**What you have to do:**
In the entries below, find every line with "продукции" and copy it.

**Listed entries:**
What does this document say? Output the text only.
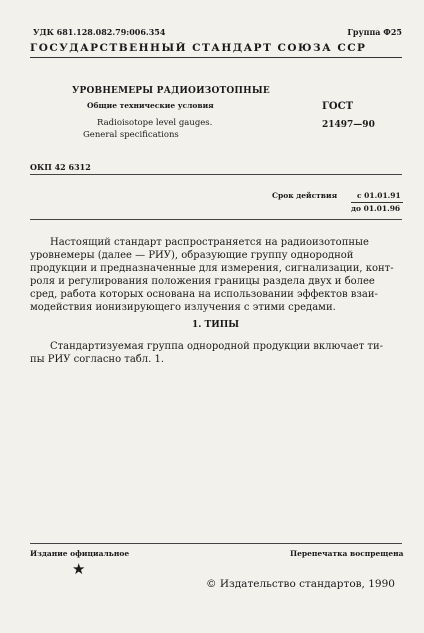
УДК 681.128.082.79:006.354	Группа Ф25
ГОСУДАРСТВЕННЫЙ СТАНДАРТ СОЮЗА ССР
УРОВНЕМЕРЫ РАДИОИЗОТОПНЫЕ
Общие технические условия
Radioisotope level gauges.
General specifications
ГОСТ
21497—90
ОКП 42 6312
Срок действия	с 01.01.91
до 01.01.96
Настоящий стандарт распространяется на радиоизотопные
уровнемеры (далее — РИУ), образующие группу однородной
продукции и предназначенные для измерения, сигнализации, конт-
роля и регулирования положения границы раздела двух и более
сред, работа которых основана на использовании эффектов взаи-
модействия ионизирующего излучения с этими средами.
1. ТИПЫ
Стандартизуемая группа однородной продукции включает ти-
пы РИУ согласно табл. 1.
Издание официальное	Перепечатка воспрещена
★
© Издательство стандартов, 1990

**Expected output:**
продукции и предназначенные для измерения, сигнализации, конт-
Стандартизуемая группа однородной продукции включает ти-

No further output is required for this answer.